◆ Material to process:
# # # #

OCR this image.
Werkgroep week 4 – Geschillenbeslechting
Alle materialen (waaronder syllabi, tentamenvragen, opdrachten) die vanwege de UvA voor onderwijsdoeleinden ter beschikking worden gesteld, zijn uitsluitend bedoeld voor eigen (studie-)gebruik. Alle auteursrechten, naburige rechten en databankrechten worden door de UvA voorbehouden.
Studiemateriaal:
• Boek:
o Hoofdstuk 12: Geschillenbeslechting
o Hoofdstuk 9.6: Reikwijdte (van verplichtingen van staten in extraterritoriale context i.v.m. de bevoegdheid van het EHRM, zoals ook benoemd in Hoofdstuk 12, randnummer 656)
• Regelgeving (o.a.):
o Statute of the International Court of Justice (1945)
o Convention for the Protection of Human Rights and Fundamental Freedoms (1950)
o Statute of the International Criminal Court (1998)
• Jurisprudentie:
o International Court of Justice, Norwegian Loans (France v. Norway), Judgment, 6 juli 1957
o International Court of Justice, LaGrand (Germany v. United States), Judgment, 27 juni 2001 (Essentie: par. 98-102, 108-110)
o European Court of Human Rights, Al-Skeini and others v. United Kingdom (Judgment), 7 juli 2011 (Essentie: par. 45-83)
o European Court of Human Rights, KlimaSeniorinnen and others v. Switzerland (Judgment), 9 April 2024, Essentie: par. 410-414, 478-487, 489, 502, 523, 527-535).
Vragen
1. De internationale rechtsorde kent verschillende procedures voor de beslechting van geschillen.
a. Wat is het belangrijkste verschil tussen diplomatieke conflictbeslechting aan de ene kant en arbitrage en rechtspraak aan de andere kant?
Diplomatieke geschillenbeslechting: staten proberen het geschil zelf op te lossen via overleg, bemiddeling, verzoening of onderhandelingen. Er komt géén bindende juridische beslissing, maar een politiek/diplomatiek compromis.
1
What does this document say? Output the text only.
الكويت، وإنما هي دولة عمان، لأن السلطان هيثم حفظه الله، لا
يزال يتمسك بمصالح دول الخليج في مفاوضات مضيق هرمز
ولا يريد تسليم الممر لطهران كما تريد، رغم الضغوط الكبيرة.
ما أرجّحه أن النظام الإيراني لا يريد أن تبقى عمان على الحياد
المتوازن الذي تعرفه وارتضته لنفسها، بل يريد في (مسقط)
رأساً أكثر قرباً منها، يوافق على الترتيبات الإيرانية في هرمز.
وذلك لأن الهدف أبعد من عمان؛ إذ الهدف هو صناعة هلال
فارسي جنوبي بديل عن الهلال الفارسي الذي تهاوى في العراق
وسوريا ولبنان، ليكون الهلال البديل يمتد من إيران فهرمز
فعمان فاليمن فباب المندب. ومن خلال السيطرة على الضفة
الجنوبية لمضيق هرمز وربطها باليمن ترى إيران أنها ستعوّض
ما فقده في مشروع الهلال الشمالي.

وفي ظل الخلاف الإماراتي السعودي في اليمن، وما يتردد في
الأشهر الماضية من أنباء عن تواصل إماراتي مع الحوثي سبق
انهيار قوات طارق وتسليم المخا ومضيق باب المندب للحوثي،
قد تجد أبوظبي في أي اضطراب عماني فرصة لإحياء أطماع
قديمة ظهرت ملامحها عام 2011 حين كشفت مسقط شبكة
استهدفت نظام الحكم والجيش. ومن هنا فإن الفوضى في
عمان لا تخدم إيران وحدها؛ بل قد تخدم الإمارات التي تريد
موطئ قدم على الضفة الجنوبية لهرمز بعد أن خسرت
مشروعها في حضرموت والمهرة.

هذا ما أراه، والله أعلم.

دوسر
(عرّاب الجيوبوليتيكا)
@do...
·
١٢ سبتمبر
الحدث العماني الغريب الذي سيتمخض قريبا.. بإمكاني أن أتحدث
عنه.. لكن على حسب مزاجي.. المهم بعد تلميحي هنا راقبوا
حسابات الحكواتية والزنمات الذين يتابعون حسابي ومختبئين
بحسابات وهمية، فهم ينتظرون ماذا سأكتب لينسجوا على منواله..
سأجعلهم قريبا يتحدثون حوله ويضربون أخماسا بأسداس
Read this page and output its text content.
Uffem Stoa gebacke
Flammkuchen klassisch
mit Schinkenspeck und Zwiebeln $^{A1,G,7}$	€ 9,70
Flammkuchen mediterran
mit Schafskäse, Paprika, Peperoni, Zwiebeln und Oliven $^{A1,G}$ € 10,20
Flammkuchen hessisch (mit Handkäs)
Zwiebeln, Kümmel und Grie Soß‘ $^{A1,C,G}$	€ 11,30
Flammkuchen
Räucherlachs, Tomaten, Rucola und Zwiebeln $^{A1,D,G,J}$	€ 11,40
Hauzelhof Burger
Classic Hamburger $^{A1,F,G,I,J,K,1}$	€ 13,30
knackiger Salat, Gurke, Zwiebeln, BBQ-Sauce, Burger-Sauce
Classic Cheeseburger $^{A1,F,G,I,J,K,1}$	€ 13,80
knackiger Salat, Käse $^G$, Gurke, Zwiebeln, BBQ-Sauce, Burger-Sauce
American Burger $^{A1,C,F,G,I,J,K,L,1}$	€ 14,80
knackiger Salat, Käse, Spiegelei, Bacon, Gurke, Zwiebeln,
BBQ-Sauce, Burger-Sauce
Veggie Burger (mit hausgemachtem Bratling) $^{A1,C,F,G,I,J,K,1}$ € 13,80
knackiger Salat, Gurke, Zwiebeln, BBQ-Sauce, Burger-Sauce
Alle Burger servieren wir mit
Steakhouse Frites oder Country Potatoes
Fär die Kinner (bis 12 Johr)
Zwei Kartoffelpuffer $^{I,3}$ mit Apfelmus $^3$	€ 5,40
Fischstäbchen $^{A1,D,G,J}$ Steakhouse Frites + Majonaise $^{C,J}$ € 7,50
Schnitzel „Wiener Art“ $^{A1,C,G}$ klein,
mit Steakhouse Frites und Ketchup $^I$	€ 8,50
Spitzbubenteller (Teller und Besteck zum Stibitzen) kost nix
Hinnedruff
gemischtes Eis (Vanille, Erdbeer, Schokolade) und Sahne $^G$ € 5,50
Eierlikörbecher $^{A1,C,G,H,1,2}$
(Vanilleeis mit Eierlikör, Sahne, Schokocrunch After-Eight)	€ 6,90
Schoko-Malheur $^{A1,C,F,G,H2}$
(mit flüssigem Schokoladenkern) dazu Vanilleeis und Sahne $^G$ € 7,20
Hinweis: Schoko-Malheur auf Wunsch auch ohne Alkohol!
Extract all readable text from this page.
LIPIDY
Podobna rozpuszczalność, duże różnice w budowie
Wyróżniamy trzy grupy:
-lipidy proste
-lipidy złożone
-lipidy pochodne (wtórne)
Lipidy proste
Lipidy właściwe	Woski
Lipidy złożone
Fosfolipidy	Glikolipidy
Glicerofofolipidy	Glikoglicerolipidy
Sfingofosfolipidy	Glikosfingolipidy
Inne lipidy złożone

# # # #

◆ Prompt: Find each line holding the string "مسقط" and copy it out.

◆ Written solution:
المتوازن الذي تعرفه وارتضته لنفسها، بل يريد في (مسقط)
قديمة ظهرت ملامحها عام 2011 حين كشفت مسقط شبكة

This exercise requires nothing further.